Figure contents as structured data:
::::::

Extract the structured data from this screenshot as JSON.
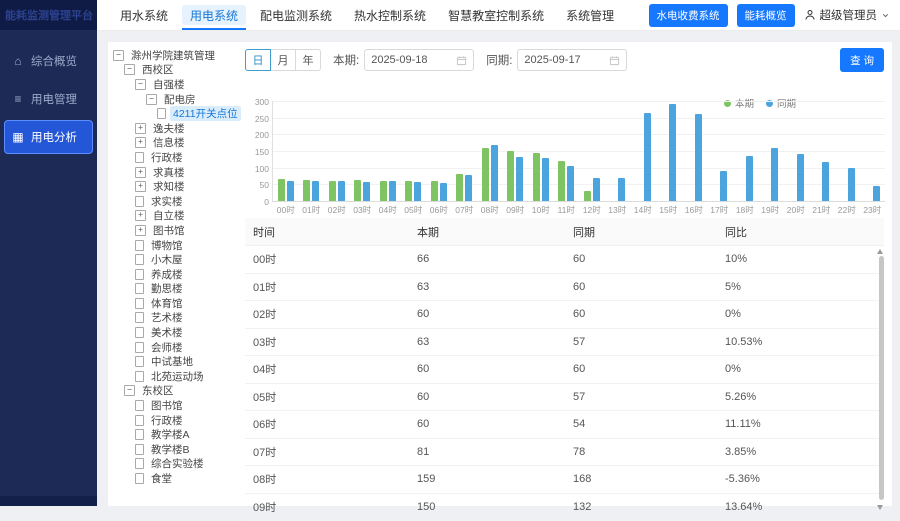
{
  "app": {
    "title": "能耗监测管理平台"
  },
  "sidebar": {
    "items": [
      {
        "key": "overview",
        "icon": "home-icon",
        "glyph": "⌂",
        "label": "综合概览",
        "active": false
      },
      {
        "key": "power-management",
        "icon": "list-icon",
        "glyph": "≡",
        "label": "用电管理",
        "active": false
      },
      {
        "key": "power-analysis",
        "icon": "grid-icon",
        "glyph": "▦",
        "label": "用电分析",
        "active": true
      }
    ]
  },
  "topbar": {
    "tabs": [
      {
        "key": "water-system",
        "label": "用水系统",
        "active": false
      },
      {
        "key": "power-system",
        "label": "用电系统",
        "active": true
      },
      {
        "key": "distribution-monitor",
        "label": "配电监测系统",
        "active": false
      },
      {
        "key": "hot-water-control",
        "label": "热水控制系统",
        "active": false
      },
      {
        "key": "smart-classroom-control",
        "label": "智慧教室控制系统",
        "active": false
      },
      {
        "key": "system-management",
        "label": "系统管理",
        "active": false
      }
    ],
    "actions": [
      {
        "key": "utility-billing-system",
        "label": "水电收费系统"
      },
      {
        "key": "energy-overview",
        "label": "能耗概览"
      }
    ],
    "user": {
      "name": "超级管理员"
    }
  },
  "tree": {
    "nodes": [
      {
        "label": "滁州学院建筑管理",
        "level": 0,
        "state": "expanded",
        "selected": false
      },
      {
        "label": "西校区",
        "level": 1,
        "state": "expanded",
        "selected": false
      },
      {
        "label": "自强楼",
        "level": 2,
        "state": "expanded",
        "selected": false
      },
      {
        "label": "配电房",
        "level": 3,
        "state": "expanded",
        "selected": false
      },
      {
        "label": "4211开关点位",
        "level": 4,
        "state": "leaf",
        "selected": true
      },
      {
        "label": "逸夫楼",
        "level": 2,
        "state": "collapsed",
        "selected": false
      },
      {
        "label": "信息楼",
        "level": 2,
        "state": "collapsed",
        "selected": false
      },
      {
        "label": "行政楼",
        "level": 2,
        "state": "leaf",
        "selected": false
      },
      {
        "label": "求真楼",
        "level": 2,
        "state": "collapsed",
        "selected": false
      },
      {
        "label": "求知楼",
        "level": 2,
        "state": "collapsed",
        "selected": false
      },
      {
        "label": "求实楼",
        "level": 2,
        "state": "leaf",
        "selected": false
      },
      {
        "label": "自立楼",
        "level": 2,
        "state": "collapsed",
        "selected": false
      },
      {
        "label": "图书馆",
        "level": 2,
        "state": "collapsed",
        "selected": false
      },
      {
        "label": "博物馆",
        "level": 2,
        "state": "leaf",
        "selected": false
      },
      {
        "label": "小木屋",
        "level": 2,
        "state": "leaf",
        "selected": false
      },
      {
        "label": "养成楼",
        "level": 2,
        "state": "leaf",
        "selected": false
      },
      {
        "label": "勤思楼",
        "level": 2,
        "state": "leaf",
        "selected": false
      },
      {
        "label": "体育馆",
        "level": 2,
        "state": "leaf",
        "selected": false
      },
      {
        "label": "艺术楼",
        "level": 2,
        "state": "leaf",
        "selected": false
      },
      {
        "label": "美术楼",
        "level": 2,
        "state": "leaf",
        "selected": false
      },
      {
        "label": "会师楼",
        "level": 2,
        "state": "leaf",
        "selected": false
      },
      {
        "label": "中试基地",
        "level": 2,
        "state": "leaf",
        "selected": false
      },
      {
        "label": "北苑运动场",
        "level": 2,
        "state": "leaf",
        "selected": false
      },
      {
        "label": "东校区",
        "level": 1,
        "state": "expanded",
        "selected": false
      },
      {
        "label": "图书馆",
        "level": 2,
        "state": "leaf",
        "selected": false
      },
      {
        "label": "行政楼",
        "level": 2,
        "state": "leaf",
        "selected": false
      },
      {
        "label": "教学楼A",
        "level": 2,
        "state": "leaf",
        "selected": false
      },
      {
        "label": "教学楼B",
        "level": 2,
        "state": "leaf",
        "selected": false
      },
      {
        "label": "综合实验楼",
        "level": 2,
        "state": "leaf",
        "selected": false
      },
      {
        "label": "食堂",
        "level": 2,
        "state": "leaf",
        "selected": false
      }
    ]
  },
  "toolbar": {
    "period_options": [
      {
        "key": "day",
        "label": "日",
        "active": true
      },
      {
        "key": "month",
        "label": "月",
        "active": false
      },
      {
        "key": "year",
        "label": "年",
        "active": false
      }
    ],
    "current_label": "本期:",
    "current_value": "2025-09-18",
    "compare_label": "同期:",
    "compare_value": "2025-09-17",
    "query_label": "查 询"
  },
  "chart_data": {
    "type": "bar",
    "title": "",
    "categories": [
      "00时",
      "01时",
      "02时",
      "03时",
      "04时",
      "05时",
      "06时",
      "07时",
      "08时",
      "09时",
      "10时",
      "11时",
      "12时",
      "13时",
      "14时",
      "15时",
      "16时",
      "17时",
      "18时",
      "19时",
      "20时",
      "21时",
      "22时",
      "23时"
    ],
    "series": [
      {
        "name": "本期",
        "color": "#7fc462",
        "values": [
          66,
          63,
          60,
          63,
          60,
          60,
          60,
          81,
          159,
          150,
          145,
          120,
          30,
          null,
          null,
          null,
          null,
          null,
          null,
          null,
          null,
          null,
          null,
          null
        ]
      },
      {
        "name": "同期",
        "color": "#4ba4de",
        "values": [
          60,
          60,
          60,
          57,
          60,
          57,
          54,
          78,
          168,
          132,
          130,
          105,
          70,
          70,
          265,
          290,
          260,
          90,
          135,
          160,
          140,
          117,
          99,
          45
        ]
      }
    ],
    "xlabel": "",
    "ylabel": "",
    "ylim": [
      0,
      300
    ],
    "yticks": [
      0,
      50,
      100,
      150,
      200,
      250,
      300
    ],
    "grid": true,
    "legend_position": "top-right"
  },
  "table": {
    "headers": [
      "时间",
      "本期",
      "同期",
      "同比"
    ],
    "rows": [
      [
        "00时",
        "66",
        "60",
        "10%"
      ],
      [
        "01时",
        "63",
        "60",
        "5%"
      ],
      [
        "02时",
        "60",
        "60",
        "0%"
      ],
      [
        "03时",
        "63",
        "57",
        "10.53%"
      ],
      [
        "04时",
        "60",
        "60",
        "0%"
      ],
      [
        "05时",
        "60",
        "57",
        "5.26%"
      ],
      [
        "06时",
        "60",
        "54",
        "11.11%"
      ],
      [
        "07时",
        "81",
        "78",
        "3.85%"
      ],
      [
        "08时",
        "159",
        "168",
        "-5.36%"
      ],
      [
        "09时",
        "150",
        "132",
        "13.64%"
      ]
    ]
  }
}
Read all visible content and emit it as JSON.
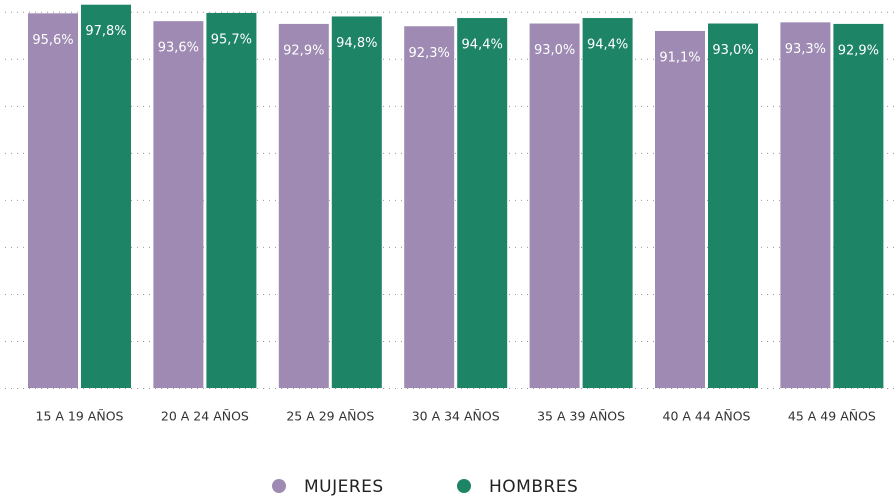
{
  "chart_data": {
    "type": "bar",
    "categories": [
      "15 A 19 AÑOS",
      "20 A 24 AÑOS",
      "25 A 29 AÑOS",
      "30 A 34 AÑOS",
      "35 A 39 AÑOS",
      "40 A 44 AÑOS",
      "45 A 49 AÑOS"
    ],
    "series": [
      {
        "name": "MUJERES",
        "color": "#9e8ab2",
        "values": [
          95.6,
          93.6,
          92.9,
          92.3,
          93.0,
          91.1,
          93.3
        ],
        "value_labels": [
          "95,6%",
          "93,6%",
          "92,9%",
          "92,3%",
          "93,0%",
          "91,1%",
          "93,3%"
        ]
      },
      {
        "name": "HOMBRES",
        "color": "#1e8466",
        "values": [
          97.8,
          95.7,
          94.8,
          94.4,
          94.4,
          93.0,
          92.9
        ],
        "value_labels": [
          "97,8%",
          "95,7%",
          "94,8%",
          "94,4%",
          "94,4%",
          "93,0%",
          "92,9%"
        ]
      }
    ],
    "ylim": [
      0,
      99
    ],
    "yticks": [
      0,
      12,
      24,
      36,
      48,
      60,
      72,
      84,
      96
    ],
    "grid": true,
    "legend": "bottom"
  }
}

::::::

- **Goal**:
Gather all lines where the word "AÑOS" appears.

- **Full output**:
      "15 A 19 AÑOS",
      "20 A 24 AÑOS",
      "25 A 29 AÑOS",
      "30 A 34 AÑOS",
      "35 A 39 AÑOS",
      "40 A 44 AÑOS",
      "45 A 49 AÑOS"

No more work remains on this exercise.